DIRECTION - Word for word, transcribe the lines below and drop the pictures.

>> START MATERIALS PROVIDED

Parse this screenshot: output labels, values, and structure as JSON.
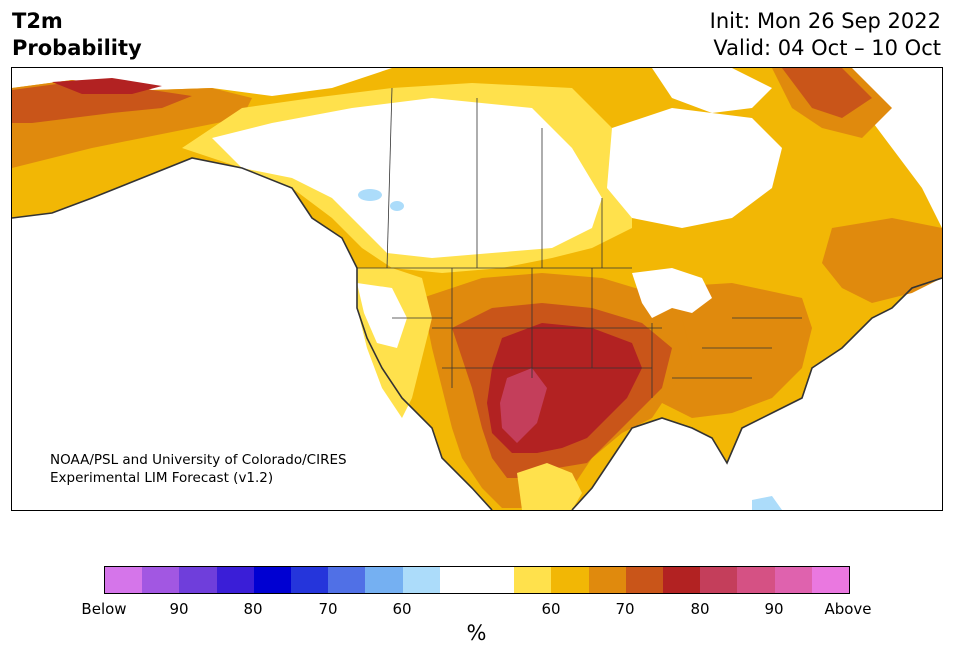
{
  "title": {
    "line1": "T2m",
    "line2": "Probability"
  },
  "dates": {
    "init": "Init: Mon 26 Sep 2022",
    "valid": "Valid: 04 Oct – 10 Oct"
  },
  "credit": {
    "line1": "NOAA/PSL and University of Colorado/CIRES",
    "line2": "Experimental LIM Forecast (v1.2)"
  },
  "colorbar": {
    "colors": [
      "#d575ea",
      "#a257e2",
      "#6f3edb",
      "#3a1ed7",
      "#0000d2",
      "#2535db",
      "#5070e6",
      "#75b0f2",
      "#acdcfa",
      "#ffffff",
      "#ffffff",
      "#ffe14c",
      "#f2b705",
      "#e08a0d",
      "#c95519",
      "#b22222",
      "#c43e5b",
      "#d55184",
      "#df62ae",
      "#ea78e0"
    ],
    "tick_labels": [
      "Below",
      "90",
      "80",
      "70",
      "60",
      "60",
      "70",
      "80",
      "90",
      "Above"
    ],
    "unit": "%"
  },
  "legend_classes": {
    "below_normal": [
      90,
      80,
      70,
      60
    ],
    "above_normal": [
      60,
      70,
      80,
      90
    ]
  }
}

>> END MATERIALS PROVIDED

RIGHT ANSWER -
Parse this screenshot: output labels, values, and structure as JSON.
{
  "title": {
    "line1": "T2m",
    "line2": "Probability"
  },
  "dates": {
    "init": "Init: Mon 26 Sep 2022",
    "valid": "Valid: 04 Oct – 10 Oct"
  },
  "credit": {
    "line1": "NOAA/PSL and University of Colorado/CIRES",
    "line2": "Experimental LIM Forecast (v1.2)"
  },
  "colorbar": {
    "colors": [
      "#d575ea",
      "#a257e2",
      "#6f3edb",
      "#3a1ed7",
      "#0000d2",
      "#2535db",
      "#5070e6",
      "#75b0f2",
      "#acdcfa",
      "#ffffff",
      "#ffffff",
      "#ffe14c",
      "#f2b705",
      "#e08a0d",
      "#c95519",
      "#b22222",
      "#c43e5b",
      "#d55184",
      "#df62ae",
      "#ea78e0"
    ],
    "tick_labels": [
      "Below",
      "90",
      "80",
      "70",
      "60",
      "60",
      "70",
      "80",
      "90",
      "Above"
    ],
    "unit": "%"
  },
  "legend_classes": {
    "below_normal": [
      90,
      80,
      70,
      60
    ],
    "above_normal": [
      60,
      70,
      80,
      90
    ]
  }
}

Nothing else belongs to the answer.